**WHAT YOU NEED TO DO**
Pull every line containing the word "物电学院" from the records.

**THE DATA**
>>
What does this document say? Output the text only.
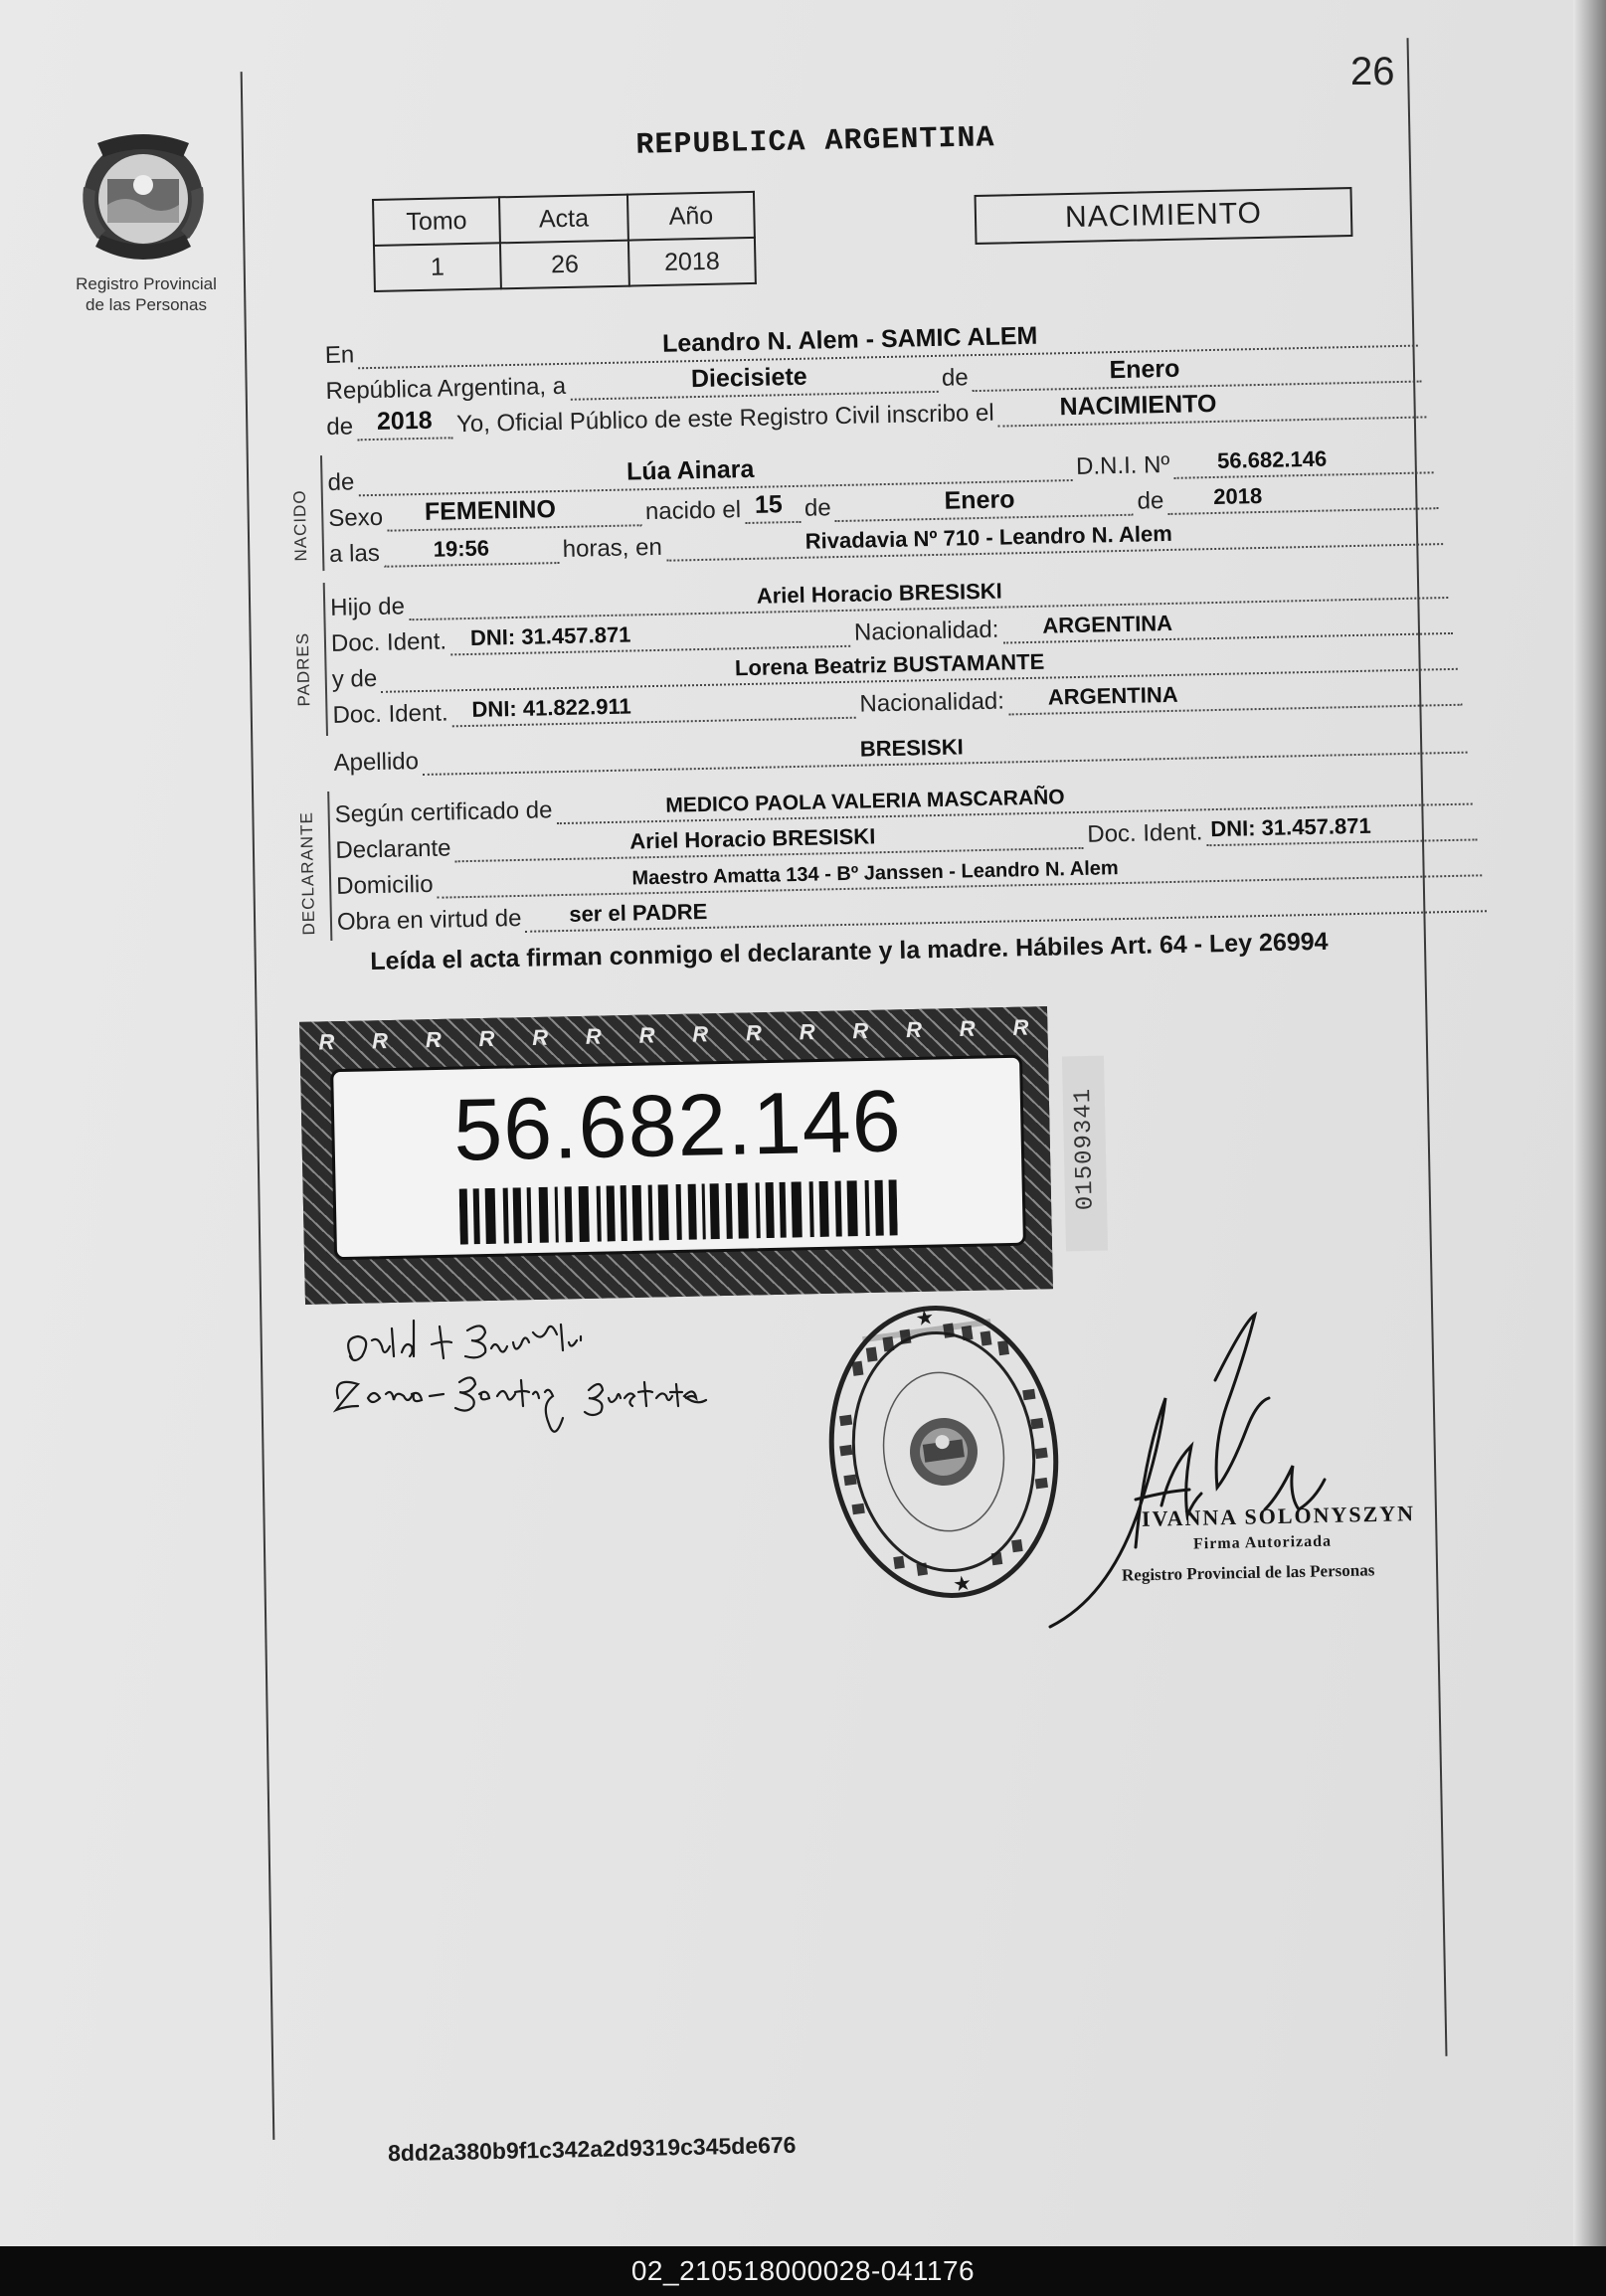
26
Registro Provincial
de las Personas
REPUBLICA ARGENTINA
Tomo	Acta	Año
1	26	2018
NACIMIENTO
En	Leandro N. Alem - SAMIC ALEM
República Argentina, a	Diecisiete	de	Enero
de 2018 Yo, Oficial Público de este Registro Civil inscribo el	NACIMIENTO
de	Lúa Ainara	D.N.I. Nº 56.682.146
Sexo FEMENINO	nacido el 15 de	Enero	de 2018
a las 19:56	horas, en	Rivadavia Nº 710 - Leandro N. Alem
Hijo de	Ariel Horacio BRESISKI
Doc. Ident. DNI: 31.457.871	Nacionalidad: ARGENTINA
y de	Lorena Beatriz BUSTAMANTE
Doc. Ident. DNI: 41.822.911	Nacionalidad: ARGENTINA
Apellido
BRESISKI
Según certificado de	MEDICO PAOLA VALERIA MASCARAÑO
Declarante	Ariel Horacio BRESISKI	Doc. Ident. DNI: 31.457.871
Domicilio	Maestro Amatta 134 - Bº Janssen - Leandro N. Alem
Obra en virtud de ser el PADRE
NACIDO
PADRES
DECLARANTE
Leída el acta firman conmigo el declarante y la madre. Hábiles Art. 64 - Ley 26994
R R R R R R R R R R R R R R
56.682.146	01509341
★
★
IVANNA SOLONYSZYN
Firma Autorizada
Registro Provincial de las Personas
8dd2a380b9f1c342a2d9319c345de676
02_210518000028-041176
<<
>>
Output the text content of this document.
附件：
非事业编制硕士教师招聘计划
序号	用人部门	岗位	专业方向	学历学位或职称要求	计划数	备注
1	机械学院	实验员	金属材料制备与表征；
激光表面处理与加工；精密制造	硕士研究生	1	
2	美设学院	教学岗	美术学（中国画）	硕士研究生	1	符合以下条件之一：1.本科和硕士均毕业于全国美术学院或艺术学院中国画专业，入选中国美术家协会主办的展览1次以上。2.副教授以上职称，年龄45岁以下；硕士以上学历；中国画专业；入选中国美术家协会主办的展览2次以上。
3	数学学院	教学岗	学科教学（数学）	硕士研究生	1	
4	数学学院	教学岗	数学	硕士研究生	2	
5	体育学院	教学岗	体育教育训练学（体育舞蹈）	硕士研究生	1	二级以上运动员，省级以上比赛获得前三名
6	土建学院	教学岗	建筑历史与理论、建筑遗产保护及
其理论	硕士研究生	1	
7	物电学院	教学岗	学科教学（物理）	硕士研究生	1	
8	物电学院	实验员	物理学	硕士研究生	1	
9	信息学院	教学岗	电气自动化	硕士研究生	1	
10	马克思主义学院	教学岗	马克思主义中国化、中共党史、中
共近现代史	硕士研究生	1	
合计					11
<<
**OUTPUT**
7	物电学院	教学岗	学科教学（物理）	硕士研究生	1	
8	物电学院	实验员	物理学	硕士研究生	1	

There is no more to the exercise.